- **Exercise task**
Show all lines holding the string "Michael".

- **Given records**
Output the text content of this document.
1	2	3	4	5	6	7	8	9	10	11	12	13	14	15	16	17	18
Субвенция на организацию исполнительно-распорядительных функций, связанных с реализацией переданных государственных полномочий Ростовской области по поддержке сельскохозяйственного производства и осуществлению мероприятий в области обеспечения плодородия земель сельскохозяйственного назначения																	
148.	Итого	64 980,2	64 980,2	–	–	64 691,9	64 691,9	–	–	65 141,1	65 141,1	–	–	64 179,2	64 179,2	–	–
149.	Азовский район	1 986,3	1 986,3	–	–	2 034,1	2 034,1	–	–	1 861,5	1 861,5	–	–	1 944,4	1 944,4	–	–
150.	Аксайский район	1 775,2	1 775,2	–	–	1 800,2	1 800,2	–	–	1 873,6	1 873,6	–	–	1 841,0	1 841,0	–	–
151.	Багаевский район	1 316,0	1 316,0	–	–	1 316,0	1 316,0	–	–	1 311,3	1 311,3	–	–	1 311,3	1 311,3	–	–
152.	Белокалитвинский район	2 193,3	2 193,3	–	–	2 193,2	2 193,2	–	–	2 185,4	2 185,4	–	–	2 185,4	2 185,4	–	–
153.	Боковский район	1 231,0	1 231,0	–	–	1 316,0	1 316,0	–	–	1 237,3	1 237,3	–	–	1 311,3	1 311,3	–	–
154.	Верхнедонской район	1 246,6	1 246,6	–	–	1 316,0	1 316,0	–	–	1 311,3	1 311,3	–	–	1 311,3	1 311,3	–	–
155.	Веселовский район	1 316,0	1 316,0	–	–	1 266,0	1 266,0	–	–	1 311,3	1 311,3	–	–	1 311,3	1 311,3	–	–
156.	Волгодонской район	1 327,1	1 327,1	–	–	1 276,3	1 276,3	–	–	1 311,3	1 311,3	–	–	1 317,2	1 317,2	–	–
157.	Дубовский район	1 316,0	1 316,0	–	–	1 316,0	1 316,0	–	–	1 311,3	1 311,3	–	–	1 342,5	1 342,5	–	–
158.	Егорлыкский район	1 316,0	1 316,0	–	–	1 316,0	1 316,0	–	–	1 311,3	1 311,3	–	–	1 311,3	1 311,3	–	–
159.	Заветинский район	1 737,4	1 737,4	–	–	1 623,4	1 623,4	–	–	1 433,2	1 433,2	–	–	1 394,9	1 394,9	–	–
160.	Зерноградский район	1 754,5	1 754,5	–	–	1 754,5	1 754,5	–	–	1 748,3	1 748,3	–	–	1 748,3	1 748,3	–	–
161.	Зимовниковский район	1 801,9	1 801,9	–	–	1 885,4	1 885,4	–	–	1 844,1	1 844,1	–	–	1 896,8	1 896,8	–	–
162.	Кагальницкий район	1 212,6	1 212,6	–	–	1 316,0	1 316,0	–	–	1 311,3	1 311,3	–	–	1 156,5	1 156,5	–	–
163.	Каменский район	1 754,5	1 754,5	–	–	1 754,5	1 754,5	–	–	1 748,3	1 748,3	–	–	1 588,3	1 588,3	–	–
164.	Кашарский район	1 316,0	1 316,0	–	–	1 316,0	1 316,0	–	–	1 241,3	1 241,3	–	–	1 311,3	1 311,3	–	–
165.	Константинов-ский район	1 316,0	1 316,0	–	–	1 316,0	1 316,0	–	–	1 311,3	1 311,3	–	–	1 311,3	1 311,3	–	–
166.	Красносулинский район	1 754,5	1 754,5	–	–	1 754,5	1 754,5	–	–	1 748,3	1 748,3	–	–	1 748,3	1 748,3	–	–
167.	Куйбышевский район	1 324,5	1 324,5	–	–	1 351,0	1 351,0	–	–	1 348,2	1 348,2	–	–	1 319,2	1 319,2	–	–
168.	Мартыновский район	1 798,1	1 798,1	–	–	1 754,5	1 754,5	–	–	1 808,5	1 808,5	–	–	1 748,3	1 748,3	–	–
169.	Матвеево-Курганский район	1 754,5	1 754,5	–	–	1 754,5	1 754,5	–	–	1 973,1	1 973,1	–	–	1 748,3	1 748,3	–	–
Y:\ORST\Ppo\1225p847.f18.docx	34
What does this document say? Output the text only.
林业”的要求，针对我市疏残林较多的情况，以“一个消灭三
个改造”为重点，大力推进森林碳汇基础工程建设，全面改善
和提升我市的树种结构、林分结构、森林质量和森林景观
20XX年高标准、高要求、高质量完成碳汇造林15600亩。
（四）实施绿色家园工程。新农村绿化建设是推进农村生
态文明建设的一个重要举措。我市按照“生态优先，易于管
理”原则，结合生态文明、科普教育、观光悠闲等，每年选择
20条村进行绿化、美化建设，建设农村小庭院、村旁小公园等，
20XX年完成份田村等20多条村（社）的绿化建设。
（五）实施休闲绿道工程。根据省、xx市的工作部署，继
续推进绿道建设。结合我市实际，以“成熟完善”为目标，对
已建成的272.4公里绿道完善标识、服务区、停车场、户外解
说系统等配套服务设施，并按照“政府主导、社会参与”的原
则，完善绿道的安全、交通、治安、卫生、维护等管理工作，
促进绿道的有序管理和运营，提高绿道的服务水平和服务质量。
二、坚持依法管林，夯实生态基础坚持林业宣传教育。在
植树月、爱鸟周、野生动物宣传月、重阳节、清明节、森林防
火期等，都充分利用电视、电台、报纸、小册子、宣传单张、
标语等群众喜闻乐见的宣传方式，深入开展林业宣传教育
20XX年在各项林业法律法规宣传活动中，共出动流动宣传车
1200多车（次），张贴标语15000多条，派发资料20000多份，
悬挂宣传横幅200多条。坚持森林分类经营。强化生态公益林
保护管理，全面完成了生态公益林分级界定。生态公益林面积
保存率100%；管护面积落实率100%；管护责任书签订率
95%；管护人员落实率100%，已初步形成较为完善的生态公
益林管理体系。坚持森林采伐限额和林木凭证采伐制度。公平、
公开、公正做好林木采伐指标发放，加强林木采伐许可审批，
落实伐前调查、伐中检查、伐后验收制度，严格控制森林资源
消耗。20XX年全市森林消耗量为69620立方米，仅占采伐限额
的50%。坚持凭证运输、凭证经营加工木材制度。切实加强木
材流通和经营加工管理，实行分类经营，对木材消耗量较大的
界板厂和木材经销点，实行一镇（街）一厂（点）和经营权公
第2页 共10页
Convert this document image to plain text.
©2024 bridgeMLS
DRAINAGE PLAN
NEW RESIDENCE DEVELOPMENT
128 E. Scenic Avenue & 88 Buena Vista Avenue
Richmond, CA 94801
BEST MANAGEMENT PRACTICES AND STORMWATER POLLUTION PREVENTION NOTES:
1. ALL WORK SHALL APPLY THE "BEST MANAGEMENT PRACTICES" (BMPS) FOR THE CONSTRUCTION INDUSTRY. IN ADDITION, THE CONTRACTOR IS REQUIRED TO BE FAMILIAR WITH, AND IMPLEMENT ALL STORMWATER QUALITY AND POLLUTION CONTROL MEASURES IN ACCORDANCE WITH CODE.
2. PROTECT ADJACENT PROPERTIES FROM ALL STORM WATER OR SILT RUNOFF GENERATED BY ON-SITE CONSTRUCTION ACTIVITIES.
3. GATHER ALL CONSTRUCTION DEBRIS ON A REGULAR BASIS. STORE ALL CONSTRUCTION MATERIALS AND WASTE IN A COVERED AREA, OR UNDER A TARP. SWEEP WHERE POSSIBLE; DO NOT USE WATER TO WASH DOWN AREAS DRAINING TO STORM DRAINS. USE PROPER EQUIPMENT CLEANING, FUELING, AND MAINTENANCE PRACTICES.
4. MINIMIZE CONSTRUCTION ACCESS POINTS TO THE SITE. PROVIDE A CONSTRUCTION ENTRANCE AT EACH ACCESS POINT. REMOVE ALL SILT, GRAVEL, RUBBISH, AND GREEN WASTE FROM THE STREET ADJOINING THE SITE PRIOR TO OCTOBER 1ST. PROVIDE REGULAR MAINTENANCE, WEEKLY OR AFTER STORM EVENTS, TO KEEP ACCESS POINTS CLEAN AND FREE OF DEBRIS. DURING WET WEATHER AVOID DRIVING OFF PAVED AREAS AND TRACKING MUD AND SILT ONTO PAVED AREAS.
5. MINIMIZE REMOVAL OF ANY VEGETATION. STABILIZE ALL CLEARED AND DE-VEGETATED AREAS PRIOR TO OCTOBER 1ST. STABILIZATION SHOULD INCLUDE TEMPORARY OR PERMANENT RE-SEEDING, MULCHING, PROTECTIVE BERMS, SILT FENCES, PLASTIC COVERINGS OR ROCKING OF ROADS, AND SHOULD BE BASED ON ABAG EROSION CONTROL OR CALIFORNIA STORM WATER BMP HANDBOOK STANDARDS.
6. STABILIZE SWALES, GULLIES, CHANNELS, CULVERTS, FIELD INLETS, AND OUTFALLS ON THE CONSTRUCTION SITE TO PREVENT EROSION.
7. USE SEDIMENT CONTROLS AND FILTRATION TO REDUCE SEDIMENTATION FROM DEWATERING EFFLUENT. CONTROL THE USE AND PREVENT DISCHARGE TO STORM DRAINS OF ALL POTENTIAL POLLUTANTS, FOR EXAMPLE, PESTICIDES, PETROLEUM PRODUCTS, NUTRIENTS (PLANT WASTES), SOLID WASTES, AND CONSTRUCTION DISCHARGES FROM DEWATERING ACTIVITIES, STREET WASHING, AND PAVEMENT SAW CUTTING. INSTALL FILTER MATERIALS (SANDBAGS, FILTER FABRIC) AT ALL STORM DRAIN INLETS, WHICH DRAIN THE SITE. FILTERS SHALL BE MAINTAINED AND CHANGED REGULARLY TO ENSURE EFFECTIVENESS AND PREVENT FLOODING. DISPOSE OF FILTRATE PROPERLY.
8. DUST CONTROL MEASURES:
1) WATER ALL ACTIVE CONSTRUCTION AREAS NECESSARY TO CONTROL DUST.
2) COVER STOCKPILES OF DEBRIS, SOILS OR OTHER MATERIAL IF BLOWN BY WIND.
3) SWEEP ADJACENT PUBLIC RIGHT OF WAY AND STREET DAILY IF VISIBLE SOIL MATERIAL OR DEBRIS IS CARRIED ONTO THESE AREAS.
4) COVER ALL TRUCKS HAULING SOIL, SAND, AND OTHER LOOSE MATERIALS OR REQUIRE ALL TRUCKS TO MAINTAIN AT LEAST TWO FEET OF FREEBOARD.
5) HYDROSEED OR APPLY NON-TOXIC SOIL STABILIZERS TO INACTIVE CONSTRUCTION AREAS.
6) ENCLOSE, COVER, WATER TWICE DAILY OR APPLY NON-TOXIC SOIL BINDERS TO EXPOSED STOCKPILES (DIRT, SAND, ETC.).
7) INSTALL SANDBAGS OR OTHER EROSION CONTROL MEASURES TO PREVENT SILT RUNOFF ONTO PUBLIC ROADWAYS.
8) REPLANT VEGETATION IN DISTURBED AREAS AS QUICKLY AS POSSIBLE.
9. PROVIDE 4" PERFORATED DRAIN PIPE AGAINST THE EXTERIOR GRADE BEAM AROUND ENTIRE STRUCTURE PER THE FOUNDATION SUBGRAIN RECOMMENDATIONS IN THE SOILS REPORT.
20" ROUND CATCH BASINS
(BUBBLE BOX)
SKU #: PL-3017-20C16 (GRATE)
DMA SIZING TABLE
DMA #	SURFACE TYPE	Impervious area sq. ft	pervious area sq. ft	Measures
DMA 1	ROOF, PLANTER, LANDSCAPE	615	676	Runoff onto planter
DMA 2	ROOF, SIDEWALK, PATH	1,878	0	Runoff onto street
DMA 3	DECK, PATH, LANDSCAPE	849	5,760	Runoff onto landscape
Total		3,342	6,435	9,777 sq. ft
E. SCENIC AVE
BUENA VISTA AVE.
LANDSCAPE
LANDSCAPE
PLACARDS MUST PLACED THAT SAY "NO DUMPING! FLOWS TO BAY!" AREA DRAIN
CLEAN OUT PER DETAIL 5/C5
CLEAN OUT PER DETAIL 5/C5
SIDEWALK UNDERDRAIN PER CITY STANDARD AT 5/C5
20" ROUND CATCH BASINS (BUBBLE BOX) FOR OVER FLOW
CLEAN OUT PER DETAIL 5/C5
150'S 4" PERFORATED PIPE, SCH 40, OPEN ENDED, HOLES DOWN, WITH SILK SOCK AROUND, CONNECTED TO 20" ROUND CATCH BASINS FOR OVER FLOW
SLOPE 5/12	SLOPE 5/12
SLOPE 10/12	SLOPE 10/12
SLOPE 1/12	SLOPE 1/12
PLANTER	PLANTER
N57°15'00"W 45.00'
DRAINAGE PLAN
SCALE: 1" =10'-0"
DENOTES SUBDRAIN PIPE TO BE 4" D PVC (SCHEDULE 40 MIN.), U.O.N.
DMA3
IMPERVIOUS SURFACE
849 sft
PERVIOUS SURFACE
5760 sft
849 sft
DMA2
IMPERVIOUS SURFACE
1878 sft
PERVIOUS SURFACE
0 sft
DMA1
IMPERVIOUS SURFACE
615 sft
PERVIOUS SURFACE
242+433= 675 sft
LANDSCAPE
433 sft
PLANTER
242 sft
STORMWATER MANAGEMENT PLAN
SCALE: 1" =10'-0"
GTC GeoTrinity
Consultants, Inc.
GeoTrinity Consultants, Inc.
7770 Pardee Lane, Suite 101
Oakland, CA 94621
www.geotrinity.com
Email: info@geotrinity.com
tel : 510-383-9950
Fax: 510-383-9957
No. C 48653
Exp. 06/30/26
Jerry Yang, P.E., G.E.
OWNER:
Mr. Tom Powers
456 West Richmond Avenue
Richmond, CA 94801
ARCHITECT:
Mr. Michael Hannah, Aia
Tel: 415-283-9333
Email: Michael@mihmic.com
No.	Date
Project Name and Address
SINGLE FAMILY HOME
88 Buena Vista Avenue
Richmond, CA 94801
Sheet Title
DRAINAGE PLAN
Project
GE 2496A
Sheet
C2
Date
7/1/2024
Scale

- **Task solution**
Mr. Michael Hannah, Aia
Email: Michael@mihmic.com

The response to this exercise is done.